## Supplied information
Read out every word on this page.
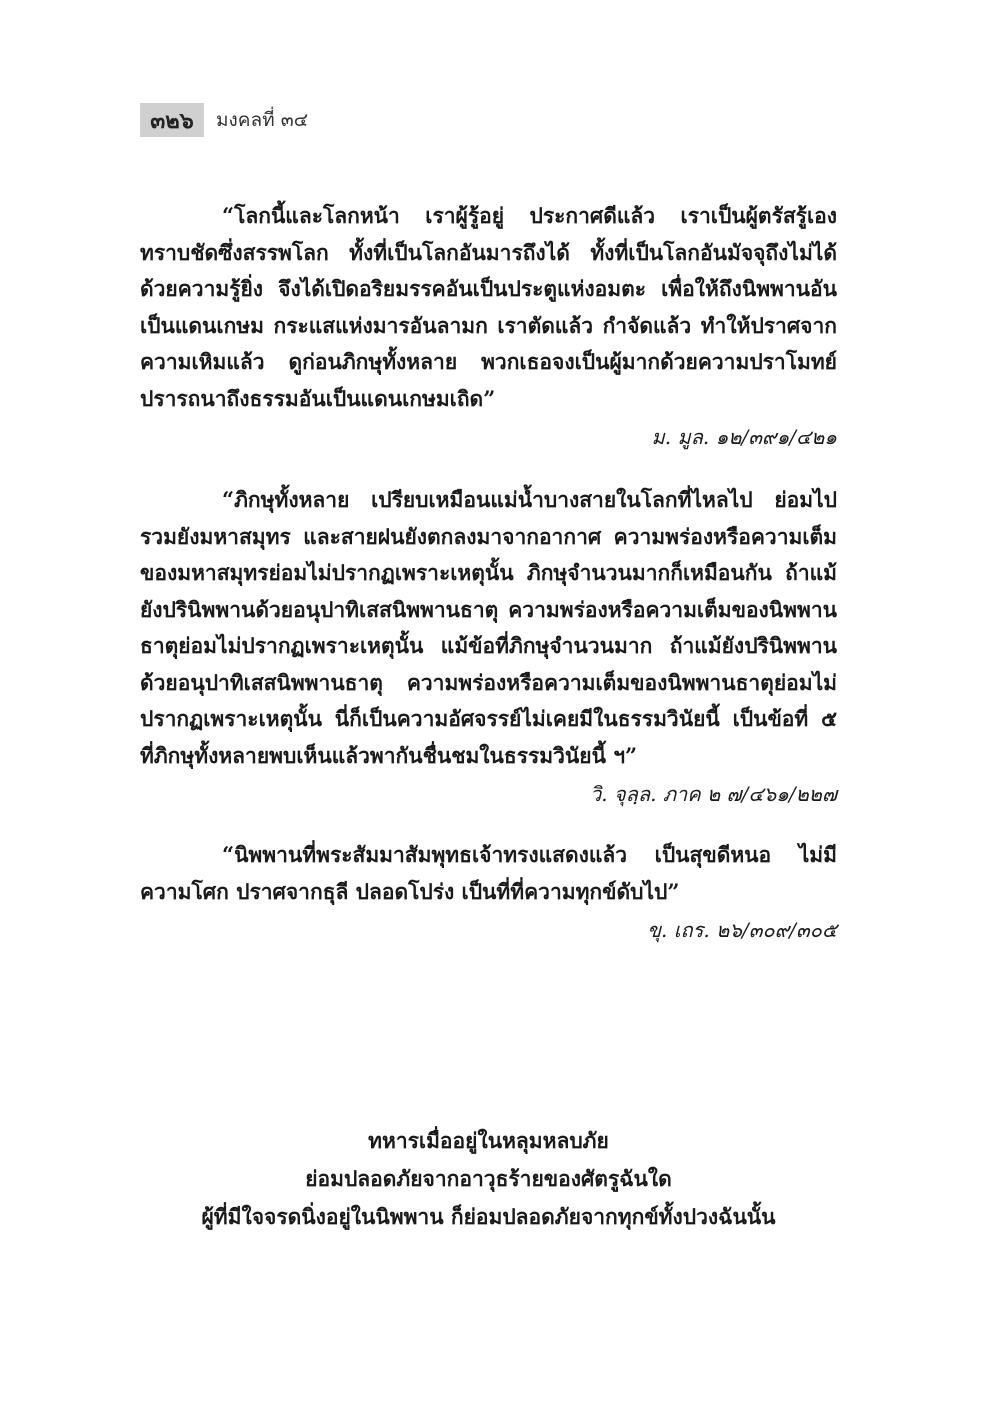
๓๒๖	มงคลที่ ๓๔

“โลกนี้และโลกหน้า เราผู้รู้อยู่ ประกาศดีแล้ว เราเป็นผู้ตรัสรู้เอง ทราบชัดซึ่งสรรพโลก ทั้งที่เป็นโลกอันมารถึงได้ ทั้งที่เป็นโลกอันมัจจุถึงไม่ได้ ด้วยความรู้ยิ่ง จึงได้เปิดอริยมรรคอันเป็นประตูแห่งอมตะ เพื่อให้ถึงนิพพานอันเป็นแดนเกษม กระแสแห่งมารอันลามก เราตัดแล้ว กำจัดแล้ว ทำให้ปราศจากความเหิมแล้ว ดูก่อนภิกษุทั้งหลาย พวกเธอจงเป็นผู้มากด้วยความปราโมทย์ ปรารถนาถึงธรรมอันเป็นแดนเกษมเถิด”

ม. มูล. ๑๒/๓๙๑/๔๒๑

“ภิกษุทั้งหลาย เปรียบเหมือนแม่น้ำบางสายในโลกที่ไหลไป ย่อมไปรวมยังมหาสมุทร และสายฝนยังตกลงมาจากอากาศ ความพร่องหรือความเต็มของมหาสมุทรย่อมไม่ปรากฏเพราะเหตุนั้น ภิกษุจำนวนมากก็เหมือนกัน ถ้าแม้ยังปรินิพพานด้วยอนุปาทิเสสนิพพานธาตุ ความพร่องหรือความเต็มของนิพพานธาตุย่อมไม่ปรากฏเพราะเหตุนั้น แม้ข้อที่ภิกษุจำนวนมาก ถ้าแม้ยังปรินิพพานด้วยอนุปาทิเสสนิพพานธาตุ ความพร่องหรือความเต็มของนิพพานธาตุย่อมไม่ปรากฏเพราะเหตุนั้น นี่ก็เป็นความอัศจรรย์ไม่เคยมีในธรรมวินัยนี้ เป็นข้อที่ ๕ ที่ภิกษุทั้งหลายพบเห็นแล้วพากันชื่นชมในธรรมวินัยนี้ ฯ”

วิ. จุลฺล. ภาค ๒ ๗/๔๖๑/๒๒๗

“นิพพานที่พระสัมมาสัมพุทธเจ้าทรงแสดงแล้ว เป็นสุขดีหนอ ไม่มีความโศก ปราศจากธุลี ปลอดโปร่ง เป็นที่ที่ความทุกข์ดับไป”

ขุ. เถร. ๒๖/๓๐๙/๓๐๕

ทหารเมื่ออยู่ในหลุมหลบภัย
ย่อมปลอดภัยจากอาวุธร้ายของศัตรูฉันใด
ผู้ที่มีใจจรดนิ่งอยู่ในนิพพาน ก็ย่อมปลอดภัยจากทุกข์ทั้งปวงฉันนั้น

## Task statement
Give the number of lines above that hold the word "งหลาย", and nothing more.

## The response
2